### SHORT PROBLEM
List all lines in the material below that contain "Netto".

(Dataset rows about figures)
==================================================
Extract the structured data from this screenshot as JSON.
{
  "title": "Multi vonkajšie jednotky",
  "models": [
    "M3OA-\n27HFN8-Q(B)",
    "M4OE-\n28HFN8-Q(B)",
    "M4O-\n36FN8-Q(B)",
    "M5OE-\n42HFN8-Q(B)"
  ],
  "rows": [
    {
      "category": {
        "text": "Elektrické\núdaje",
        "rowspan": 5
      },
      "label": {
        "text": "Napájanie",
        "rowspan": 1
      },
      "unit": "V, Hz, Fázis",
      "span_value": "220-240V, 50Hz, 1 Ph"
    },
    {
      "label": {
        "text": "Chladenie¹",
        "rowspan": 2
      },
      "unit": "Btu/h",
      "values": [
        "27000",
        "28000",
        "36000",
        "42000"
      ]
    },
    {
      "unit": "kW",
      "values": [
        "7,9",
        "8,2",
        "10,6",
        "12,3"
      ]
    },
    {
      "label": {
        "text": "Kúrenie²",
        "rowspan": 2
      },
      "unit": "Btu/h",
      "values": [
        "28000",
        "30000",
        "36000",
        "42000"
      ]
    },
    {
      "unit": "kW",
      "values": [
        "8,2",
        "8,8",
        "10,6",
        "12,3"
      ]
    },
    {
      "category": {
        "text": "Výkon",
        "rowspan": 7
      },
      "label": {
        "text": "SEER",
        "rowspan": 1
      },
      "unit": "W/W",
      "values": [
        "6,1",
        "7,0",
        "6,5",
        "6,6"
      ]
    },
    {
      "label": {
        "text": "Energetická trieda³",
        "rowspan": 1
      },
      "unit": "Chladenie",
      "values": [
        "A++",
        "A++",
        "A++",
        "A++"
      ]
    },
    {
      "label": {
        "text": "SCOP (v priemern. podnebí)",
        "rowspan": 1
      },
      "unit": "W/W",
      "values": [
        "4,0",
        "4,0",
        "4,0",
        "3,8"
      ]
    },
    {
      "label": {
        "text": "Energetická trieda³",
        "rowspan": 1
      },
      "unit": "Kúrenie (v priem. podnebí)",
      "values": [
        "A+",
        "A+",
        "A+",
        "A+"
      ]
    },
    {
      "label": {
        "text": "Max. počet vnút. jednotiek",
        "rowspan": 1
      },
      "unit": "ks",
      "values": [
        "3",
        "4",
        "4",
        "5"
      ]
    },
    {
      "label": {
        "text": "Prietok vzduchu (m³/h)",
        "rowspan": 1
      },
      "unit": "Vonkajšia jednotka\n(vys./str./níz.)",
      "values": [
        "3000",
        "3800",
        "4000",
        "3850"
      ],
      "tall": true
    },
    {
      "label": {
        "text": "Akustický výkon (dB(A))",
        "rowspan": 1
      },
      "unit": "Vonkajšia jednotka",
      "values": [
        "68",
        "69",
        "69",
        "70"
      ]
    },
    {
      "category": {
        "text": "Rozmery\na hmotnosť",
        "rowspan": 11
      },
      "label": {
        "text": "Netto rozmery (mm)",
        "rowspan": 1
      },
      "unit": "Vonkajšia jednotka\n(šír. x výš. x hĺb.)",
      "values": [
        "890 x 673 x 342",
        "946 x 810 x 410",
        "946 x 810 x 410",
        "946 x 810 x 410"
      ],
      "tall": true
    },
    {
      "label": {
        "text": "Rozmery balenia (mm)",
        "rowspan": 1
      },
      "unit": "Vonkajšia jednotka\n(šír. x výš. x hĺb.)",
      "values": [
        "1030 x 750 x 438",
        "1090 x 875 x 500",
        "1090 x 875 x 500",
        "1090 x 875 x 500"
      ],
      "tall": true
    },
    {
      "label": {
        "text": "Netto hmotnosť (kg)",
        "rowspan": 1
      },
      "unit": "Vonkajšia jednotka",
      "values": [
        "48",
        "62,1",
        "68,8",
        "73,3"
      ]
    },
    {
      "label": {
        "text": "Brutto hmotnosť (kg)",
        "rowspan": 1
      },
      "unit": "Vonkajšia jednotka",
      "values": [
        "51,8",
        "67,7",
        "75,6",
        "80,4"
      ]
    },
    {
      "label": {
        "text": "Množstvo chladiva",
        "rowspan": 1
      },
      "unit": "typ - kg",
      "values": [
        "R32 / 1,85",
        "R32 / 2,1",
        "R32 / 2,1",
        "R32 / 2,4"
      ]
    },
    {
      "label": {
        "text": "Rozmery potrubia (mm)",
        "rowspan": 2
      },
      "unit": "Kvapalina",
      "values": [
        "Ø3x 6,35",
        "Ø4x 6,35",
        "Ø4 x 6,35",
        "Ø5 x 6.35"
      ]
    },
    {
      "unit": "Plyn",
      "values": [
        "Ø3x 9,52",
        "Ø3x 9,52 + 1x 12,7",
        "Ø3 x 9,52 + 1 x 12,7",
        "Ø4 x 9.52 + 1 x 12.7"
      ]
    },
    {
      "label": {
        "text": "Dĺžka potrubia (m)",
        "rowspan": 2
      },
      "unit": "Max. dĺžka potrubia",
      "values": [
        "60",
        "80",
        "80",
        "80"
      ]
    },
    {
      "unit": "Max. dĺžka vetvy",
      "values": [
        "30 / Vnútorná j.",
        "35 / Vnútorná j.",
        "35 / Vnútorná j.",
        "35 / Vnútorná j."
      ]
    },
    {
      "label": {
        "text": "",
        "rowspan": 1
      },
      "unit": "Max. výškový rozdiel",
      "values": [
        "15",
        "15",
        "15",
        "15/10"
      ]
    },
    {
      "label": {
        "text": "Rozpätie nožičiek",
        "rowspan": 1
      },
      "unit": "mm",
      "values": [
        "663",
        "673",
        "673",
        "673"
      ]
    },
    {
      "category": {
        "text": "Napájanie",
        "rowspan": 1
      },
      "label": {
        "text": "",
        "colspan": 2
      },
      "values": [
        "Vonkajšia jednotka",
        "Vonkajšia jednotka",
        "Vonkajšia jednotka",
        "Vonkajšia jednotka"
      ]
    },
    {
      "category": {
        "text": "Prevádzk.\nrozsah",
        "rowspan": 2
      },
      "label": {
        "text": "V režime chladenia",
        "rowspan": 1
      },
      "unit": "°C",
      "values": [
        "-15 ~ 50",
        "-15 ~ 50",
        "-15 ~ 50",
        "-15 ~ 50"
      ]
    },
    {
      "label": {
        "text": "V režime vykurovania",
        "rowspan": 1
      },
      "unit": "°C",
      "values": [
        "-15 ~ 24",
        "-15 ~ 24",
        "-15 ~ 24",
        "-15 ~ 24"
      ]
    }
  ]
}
==================================================
### EXERCISE ANSWER
        "text": "Netto rozmery (mm)",
        "text": "Netto hmotnosť (kg)",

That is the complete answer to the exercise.